### To be done
Print the entries in full, word for word, but not the pictures.

### Extracted material
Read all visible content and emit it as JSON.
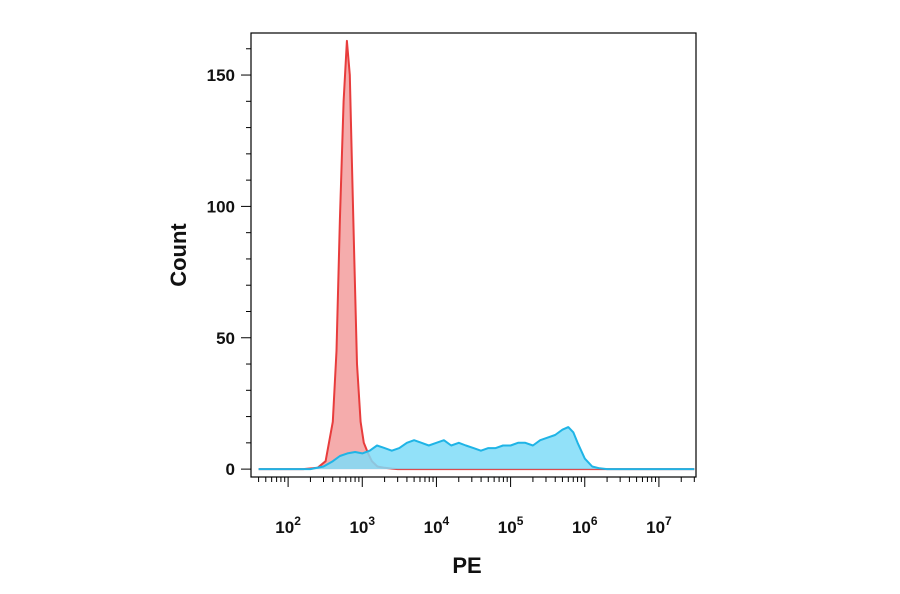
{
  "chart_data": {
    "type": "area",
    "xlabel": "PE",
    "ylabel": "Count",
    "x_scale": "log",
    "xlim": [
      31.6,
      31623000
    ],
    "ylim": [
      -3,
      166
    ],
    "grid": false,
    "legend": "none",
    "x_ticks": [
      {
        "value": 100,
        "base": "10",
        "exp": "2"
      },
      {
        "value": 1000,
        "base": "10",
        "exp": "3"
      },
      {
        "value": 10000,
        "base": "10",
        "exp": "4"
      },
      {
        "value": 100000,
        "base": "10",
        "exp": "5"
      },
      {
        "value": 1000000,
        "base": "10",
        "exp": "6"
      },
      {
        "value": 10000000,
        "base": "10",
        "exp": "7"
      }
    ],
    "y_ticks": [
      {
        "value": 0,
        "label": "0"
      },
      {
        "value": 50,
        "label": "50"
      },
      {
        "value": 100,
        "label": "100"
      },
      {
        "value": 150,
        "label": "150"
      }
    ],
    "series": [
      {
        "color": "#f08080",
        "stroke": "#e83c3c",
        "opacity": 0.65,
        "x": [
          40,
          160,
          250,
          320,
          400,
          450,
          500,
          560,
          620,
          680,
          720,
          780,
          850,
          950,
          1050,
          1200,
          1350,
          1600,
          2000,
          2500,
          3000,
          5000,
          10000,
          100000,
          1000000,
          30000000
        ],
        "y": [
          0,
          0,
          0.5,
          3,
          18,
          45,
          95,
          140,
          163,
          150,
          120,
          80,
          40,
          18,
          10,
          6,
          3,
          1,
          0.5,
          0.2,
          0,
          0,
          0,
          0,
          0,
          0
        ]
      },
      {
        "color": "#7fdcf8",
        "stroke": "#1fb4e6",
        "opacity": 0.85,
        "x": [
          40,
          200,
          300,
          400,
          500,
          630,
          800,
          1000,
          1260,
          1580,
          2000,
          2500,
          3160,
          4000,
          5000,
          6300,
          7900,
          10000,
          12600,
          15800,
          20000,
          25000,
          31600,
          39800,
          50000,
          63000,
          79000,
          100000,
          126000,
          158000,
          200000,
          251000,
          316000,
          398000,
          500000,
          600000,
          700000,
          800000,
          1000000,
          1260000,
          1580000,
          2000000,
          3000000,
          10000000,
          30000000
        ],
        "y": [
          0,
          0,
          1,
          3,
          5,
          6,
          6.5,
          6,
          7,
          9,
          8,
          7,
          8,
          10,
          11,
          10,
          9,
          10,
          11,
          9,
          10,
          9,
          8,
          7,
          8,
          8,
          9,
          9,
          10,
          10,
          9,
          11,
          12,
          13,
          15,
          16,
          14,
          10,
          4,
          1,
          0.3,
          0,
          0,
          0,
          0
        ]
      }
    ]
  }
}
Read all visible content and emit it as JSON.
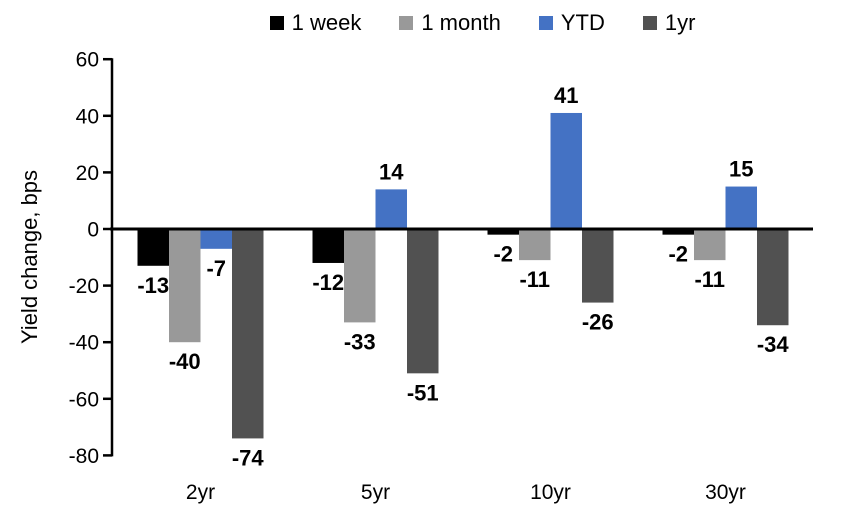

### Output for this exercise
Read all visible content and emit it as JSON.
{
  "chart_data": {
    "type": "area",
    "xlabel": "PE",
    "ylabel": "Count",
    "x_scale": "log",
    "xlim": [
      31.6,
      31623000
    ],
    "ylim": [
      -3,
      166
    ],
    "grid": false,
    "legend": "none",
    "x_ticks": [
      {
        "value": 100,
        "base": "10",
        "exp": "2"
      },
      {
        "value": 1000,
        "base": "10",
        "exp": "3"
      },
      {
        "value": 10000,
        "base": "10",
        "exp": "4"
      },
      {
        "value": 100000,
        "base": "10",
        "exp": "5"
      },
      {
        "value": 1000000,
        "base": "10",
        "exp": "6"
      },
      {
        "value": 10000000,
        "base": "10",
        "exp": "7"
      }
    ],
    "y_ticks": [
      {
        "value": 0,
        "label": "0"
      },
      {
        "value": 50,
        "label": "50"
      },
      {
        "value": 100,
        "label": "100"
      },
      {
        "value": 150,
        "label": "150"
      }
    ],
    "series": [
      {
        "color": "#f08080",
        "stroke": "#e83c3c",
        "opacity": 0.65,
        "x": [
          40,
          160,
          250,
          320,
          400,
          450,
          500,
          560,
          620,
          680,
          720,
          780,
          850,
          950,
          1050,
          1200,
          1350,
          1600,
          2000,
          2500,
          3000,
          5000,
          10000,
          100000,
          1000000,
          30000000
        ],
        "y": [
          0,
          0,
          0.5,
          3,
          18,
          45,
          95,
          140,
          163,
          150,
          120,
          80,
          40,
          18,
          10,
          6,
          3,
          1,
          0.5,
          0.2,
          0,
          0,
          0,
          0,
          0,
          0
        ]
      },
      {
        "color": "#7fdcf8",
        "stroke": "#1fb4e6",
        "opacity": 0.85,
        "x": [
          40,
          200,
          300,
          400,
          500,
          630,
          800,
          1000,
          1260,
          1580,
          2000,
          2500,
          3160,
          4000,
          5000,
          6300,
          7900,
          10000,
          12600,
          15800,
          20000,
          25000,
          31600,
          39800,
          50000,
          63000,
          79000,
          100000,
          126000,
          158000,
          200000,
          251000,
          316000,
          398000,
          500000,
          600000,
          700000,
          800000,
          1000000,
          1260000,
          1580000,
          2000000,
          3000000,
          10000000,
          30000000
        ],
        "y": [
          0,
          0,
          1,
          3,
          5,
          6,
          6.5,
          6,
          7,
          9,
          8,
          7,
          8,
          10,
          11,
          10,
          9,
          10,
          11,
          9,
          10,
          9,
          8,
          7,
          8,
          8,
          9,
          9,
          10,
          10,
          9,
          11,
          12,
          13,
          15,
          16,
          14,
          10,
          4,
          1,
          0.3,
          0,
          0,
          0,
          0
        ]
      }
    ]
  }
}
Read all visible content and emit it as JSON.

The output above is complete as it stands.